- _What to work on_: Each line containing the word "Varieties" must be collected.

- _Rows_:
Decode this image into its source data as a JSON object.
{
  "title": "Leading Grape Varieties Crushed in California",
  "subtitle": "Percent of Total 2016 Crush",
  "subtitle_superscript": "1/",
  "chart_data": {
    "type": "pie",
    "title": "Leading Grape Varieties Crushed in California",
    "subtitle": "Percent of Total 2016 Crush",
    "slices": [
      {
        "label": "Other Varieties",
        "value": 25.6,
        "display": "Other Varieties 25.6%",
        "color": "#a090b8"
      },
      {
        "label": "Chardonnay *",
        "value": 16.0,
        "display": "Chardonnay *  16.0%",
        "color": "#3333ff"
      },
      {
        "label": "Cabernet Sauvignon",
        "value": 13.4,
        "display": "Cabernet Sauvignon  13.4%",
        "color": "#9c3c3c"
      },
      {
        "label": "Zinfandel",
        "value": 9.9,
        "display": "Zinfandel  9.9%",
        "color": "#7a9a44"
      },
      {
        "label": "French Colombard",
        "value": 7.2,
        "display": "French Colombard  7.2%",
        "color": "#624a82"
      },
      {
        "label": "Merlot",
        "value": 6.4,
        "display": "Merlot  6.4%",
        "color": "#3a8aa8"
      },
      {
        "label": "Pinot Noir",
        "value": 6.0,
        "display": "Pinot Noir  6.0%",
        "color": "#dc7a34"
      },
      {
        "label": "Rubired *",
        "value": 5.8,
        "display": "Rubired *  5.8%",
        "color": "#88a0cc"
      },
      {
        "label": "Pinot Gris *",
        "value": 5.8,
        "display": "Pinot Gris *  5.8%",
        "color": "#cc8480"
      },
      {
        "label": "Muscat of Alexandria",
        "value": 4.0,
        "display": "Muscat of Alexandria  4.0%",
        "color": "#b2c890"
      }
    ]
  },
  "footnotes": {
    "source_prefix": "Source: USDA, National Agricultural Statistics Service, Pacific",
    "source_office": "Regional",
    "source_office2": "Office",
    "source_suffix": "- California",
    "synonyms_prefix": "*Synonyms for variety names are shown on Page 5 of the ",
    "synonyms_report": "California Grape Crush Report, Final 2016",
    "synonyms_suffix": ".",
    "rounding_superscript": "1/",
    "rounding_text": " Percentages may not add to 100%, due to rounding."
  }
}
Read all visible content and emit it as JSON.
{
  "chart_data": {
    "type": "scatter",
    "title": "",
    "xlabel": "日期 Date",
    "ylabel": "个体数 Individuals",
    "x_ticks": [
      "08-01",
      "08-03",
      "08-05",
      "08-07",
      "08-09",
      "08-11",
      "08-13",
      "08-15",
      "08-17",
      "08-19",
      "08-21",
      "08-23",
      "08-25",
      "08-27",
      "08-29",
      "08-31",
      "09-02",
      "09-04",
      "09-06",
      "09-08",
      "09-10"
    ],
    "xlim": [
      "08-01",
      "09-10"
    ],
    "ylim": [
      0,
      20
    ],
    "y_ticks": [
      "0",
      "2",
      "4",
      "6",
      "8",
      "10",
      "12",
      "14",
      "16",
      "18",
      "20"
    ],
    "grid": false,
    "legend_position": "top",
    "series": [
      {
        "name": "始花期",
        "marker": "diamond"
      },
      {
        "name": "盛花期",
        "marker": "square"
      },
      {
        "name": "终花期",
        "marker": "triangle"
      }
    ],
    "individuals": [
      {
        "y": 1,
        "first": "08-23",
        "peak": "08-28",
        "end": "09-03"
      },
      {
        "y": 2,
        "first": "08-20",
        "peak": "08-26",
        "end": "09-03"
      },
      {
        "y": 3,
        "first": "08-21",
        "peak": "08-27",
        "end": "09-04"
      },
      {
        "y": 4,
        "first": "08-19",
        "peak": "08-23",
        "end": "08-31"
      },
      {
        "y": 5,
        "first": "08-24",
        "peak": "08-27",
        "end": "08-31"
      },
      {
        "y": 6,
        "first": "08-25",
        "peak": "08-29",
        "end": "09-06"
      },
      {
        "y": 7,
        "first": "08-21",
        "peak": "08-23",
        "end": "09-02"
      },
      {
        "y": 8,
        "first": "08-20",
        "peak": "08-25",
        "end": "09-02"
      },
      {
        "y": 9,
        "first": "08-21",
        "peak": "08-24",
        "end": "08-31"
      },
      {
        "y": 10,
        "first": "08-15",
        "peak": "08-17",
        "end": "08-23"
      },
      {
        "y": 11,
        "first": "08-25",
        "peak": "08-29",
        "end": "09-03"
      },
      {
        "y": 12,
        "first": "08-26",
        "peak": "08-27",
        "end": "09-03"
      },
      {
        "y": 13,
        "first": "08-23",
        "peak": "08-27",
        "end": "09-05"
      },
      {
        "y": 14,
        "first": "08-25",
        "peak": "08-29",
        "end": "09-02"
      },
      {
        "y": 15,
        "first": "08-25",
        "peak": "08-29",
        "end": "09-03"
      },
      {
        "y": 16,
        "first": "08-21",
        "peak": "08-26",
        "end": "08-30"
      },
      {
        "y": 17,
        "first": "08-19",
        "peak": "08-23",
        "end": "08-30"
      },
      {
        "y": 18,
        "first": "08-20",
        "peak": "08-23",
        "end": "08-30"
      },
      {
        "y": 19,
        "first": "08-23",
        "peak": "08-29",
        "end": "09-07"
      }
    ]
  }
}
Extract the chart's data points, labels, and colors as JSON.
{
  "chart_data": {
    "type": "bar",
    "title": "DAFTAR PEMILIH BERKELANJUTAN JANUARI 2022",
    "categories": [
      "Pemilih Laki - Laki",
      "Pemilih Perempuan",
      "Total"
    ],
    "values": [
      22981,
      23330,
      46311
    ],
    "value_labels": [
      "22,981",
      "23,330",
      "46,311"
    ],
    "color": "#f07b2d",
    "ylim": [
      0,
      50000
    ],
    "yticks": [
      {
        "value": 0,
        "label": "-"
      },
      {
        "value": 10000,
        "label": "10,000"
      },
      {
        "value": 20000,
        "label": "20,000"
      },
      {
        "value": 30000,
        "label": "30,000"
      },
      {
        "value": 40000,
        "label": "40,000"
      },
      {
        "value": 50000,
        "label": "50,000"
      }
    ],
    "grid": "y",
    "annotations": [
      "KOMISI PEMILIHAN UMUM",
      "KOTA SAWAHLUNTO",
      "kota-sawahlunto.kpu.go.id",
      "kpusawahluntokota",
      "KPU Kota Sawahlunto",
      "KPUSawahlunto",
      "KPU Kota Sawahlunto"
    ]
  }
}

- _Complete response_:
  "title": "Leading Grape Varieties Crushed in California",
    "title": "Leading Grape Varieties Crushed in California",
        "label": "Other Varieties",
        "display": "Other Varieties 25.6%",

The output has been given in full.